#### TO BE DONE:
Within the records that follow, find every line containing the string "this". Copy those lines.

#### Data extracted from a collection:

↓↓↓

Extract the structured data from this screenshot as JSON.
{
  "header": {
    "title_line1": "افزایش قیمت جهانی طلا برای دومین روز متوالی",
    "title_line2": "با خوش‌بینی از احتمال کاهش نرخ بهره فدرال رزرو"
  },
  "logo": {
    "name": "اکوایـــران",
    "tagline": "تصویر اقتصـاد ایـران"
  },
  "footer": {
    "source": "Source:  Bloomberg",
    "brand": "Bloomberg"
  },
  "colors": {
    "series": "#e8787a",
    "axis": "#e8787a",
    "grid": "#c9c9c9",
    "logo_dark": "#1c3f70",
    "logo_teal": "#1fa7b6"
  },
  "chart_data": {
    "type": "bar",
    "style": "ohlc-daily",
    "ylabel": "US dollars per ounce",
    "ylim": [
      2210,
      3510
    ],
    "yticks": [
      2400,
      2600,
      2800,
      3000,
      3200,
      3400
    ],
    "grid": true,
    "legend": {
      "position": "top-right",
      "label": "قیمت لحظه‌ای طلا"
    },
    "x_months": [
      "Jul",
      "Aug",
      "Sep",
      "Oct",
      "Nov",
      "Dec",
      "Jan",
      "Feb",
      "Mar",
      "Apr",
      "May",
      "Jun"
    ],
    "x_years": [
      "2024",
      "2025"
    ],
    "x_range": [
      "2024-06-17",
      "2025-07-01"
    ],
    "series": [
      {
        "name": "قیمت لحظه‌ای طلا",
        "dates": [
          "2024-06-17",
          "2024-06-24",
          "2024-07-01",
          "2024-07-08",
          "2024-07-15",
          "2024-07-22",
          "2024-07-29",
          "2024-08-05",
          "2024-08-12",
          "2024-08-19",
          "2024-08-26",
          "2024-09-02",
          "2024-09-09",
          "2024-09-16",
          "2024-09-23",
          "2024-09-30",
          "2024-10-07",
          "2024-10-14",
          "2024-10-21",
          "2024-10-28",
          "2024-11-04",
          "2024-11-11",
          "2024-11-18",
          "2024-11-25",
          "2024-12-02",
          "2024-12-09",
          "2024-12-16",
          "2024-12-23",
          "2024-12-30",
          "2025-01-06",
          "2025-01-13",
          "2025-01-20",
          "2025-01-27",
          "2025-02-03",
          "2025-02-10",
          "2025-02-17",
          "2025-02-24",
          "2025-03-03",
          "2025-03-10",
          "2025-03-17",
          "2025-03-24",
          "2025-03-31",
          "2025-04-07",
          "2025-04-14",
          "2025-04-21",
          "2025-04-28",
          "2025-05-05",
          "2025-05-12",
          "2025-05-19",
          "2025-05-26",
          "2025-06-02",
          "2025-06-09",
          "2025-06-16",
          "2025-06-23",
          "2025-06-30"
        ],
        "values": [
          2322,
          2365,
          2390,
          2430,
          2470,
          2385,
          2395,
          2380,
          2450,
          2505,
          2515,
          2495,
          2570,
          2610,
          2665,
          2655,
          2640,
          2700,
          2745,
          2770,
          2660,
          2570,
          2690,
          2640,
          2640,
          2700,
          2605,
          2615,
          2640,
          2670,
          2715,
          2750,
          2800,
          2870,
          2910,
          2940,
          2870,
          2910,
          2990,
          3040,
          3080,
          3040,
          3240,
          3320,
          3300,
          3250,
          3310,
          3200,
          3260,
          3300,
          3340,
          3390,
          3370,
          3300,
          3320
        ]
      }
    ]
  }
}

↑↑↑
↓↓↓

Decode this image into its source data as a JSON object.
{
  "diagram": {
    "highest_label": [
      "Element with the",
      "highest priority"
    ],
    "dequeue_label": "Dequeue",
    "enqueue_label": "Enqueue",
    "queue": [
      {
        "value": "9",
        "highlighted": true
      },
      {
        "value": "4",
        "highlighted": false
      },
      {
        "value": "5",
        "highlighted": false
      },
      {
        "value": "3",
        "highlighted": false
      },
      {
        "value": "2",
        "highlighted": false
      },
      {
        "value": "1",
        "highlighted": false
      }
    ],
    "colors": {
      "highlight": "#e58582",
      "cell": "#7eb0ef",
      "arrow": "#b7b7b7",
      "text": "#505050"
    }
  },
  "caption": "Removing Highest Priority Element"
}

↑↑↑

#### OUTPUT OF THE TASK:
Extract the structured data from this screenshot as JSON.
Decode this image into its source data as a JSON object.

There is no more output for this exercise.